** Given data **
** START **

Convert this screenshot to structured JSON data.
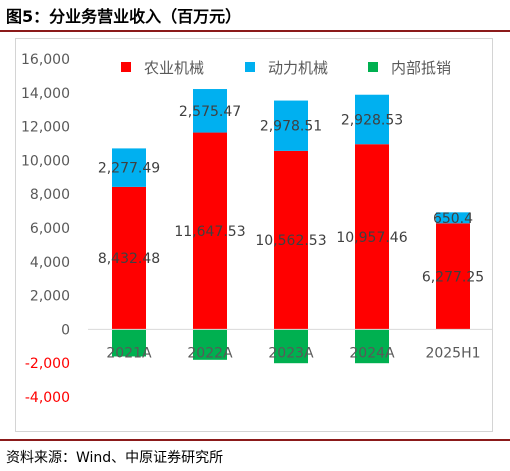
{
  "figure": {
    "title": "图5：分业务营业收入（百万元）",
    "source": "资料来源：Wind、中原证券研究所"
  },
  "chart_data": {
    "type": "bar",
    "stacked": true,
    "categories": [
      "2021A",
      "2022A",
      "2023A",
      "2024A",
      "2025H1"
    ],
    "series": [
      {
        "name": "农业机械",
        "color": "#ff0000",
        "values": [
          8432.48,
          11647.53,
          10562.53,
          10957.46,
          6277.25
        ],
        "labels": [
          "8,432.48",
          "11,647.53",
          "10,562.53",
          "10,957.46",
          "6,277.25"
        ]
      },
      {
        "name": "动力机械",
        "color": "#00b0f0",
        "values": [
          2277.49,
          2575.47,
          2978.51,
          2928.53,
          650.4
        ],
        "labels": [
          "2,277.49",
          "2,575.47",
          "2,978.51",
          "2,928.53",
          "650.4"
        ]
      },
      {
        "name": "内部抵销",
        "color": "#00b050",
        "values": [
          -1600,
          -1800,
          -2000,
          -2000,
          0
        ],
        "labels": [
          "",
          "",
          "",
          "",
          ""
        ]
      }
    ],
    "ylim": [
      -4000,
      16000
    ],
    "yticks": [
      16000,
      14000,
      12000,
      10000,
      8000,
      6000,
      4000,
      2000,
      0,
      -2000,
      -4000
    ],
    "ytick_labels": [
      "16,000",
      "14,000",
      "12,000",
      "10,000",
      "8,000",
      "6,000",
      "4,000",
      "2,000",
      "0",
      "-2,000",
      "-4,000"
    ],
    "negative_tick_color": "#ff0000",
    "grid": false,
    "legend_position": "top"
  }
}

** END **
** START **

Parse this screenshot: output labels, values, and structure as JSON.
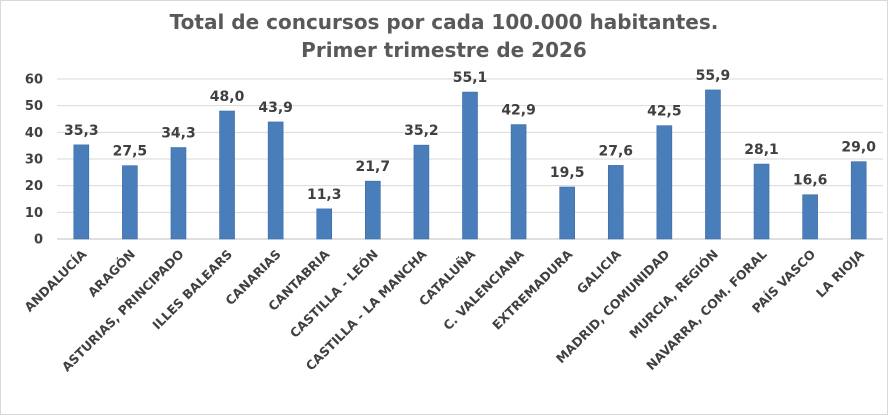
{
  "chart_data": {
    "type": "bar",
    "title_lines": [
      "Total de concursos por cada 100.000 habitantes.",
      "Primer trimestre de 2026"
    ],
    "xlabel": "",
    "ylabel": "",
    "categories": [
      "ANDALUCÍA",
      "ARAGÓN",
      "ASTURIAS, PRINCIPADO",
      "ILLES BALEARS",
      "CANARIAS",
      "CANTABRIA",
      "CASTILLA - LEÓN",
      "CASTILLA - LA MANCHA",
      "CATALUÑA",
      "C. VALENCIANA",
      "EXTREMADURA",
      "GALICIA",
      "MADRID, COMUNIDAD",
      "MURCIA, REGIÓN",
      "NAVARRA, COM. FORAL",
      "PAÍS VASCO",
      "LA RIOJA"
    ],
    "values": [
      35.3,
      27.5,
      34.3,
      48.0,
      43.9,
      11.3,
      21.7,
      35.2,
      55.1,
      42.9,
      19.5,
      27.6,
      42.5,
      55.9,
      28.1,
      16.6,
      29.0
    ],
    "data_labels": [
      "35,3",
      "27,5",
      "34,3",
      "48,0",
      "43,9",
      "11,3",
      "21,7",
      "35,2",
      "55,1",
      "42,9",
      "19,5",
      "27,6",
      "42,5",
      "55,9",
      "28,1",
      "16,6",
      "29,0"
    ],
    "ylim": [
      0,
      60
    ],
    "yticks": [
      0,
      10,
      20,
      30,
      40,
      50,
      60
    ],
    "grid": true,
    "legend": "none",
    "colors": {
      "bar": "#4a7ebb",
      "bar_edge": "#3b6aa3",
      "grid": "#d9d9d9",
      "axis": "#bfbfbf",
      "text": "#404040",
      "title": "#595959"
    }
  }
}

** END **
** START **

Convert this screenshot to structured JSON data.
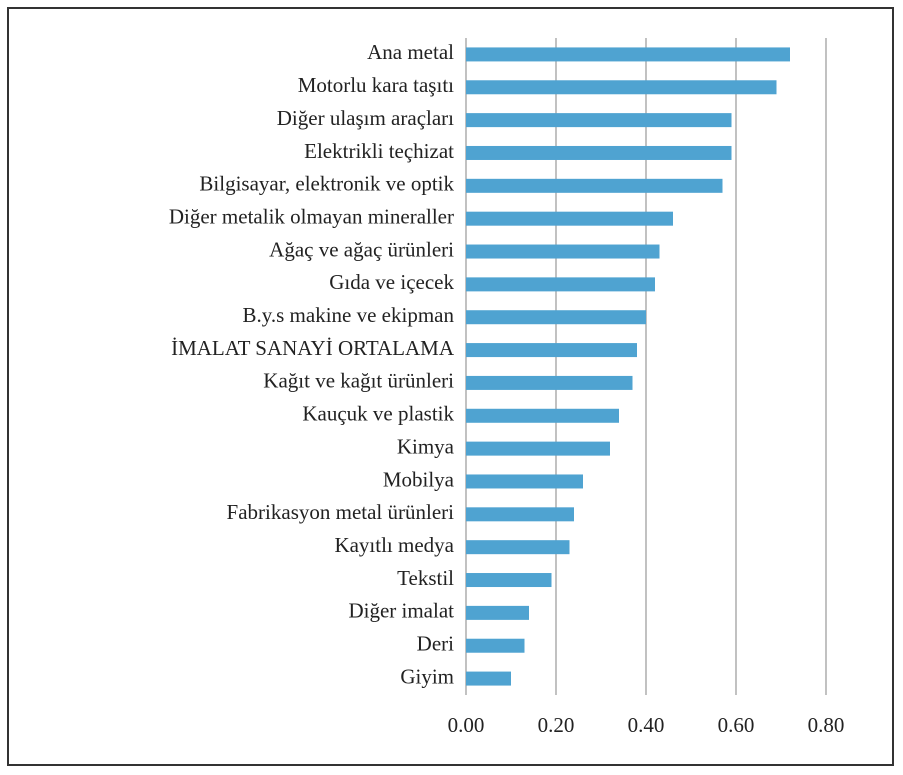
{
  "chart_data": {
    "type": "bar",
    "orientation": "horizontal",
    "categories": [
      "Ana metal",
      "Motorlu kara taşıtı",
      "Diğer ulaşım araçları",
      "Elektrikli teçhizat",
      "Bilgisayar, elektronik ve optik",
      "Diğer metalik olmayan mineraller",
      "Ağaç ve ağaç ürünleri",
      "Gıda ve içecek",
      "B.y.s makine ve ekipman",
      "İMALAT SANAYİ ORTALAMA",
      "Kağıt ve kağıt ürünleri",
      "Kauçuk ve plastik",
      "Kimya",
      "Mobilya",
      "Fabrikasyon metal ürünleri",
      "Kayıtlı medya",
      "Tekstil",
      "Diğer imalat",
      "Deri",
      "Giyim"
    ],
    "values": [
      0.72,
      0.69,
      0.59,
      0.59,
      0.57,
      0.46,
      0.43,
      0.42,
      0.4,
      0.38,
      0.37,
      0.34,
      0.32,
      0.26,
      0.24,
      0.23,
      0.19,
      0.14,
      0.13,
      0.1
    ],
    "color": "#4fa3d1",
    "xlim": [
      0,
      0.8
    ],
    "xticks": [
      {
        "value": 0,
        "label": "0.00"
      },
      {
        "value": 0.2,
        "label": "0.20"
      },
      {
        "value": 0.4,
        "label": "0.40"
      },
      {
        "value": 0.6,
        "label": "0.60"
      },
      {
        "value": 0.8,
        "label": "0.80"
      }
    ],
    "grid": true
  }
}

** END **

** What is being asked **
The lines to collect are those holding the string "grid"; copy them all.

** Task answer **
    "grid": false,
    "grid": true,
      "grid": "#d9d9d9",
    "grid": true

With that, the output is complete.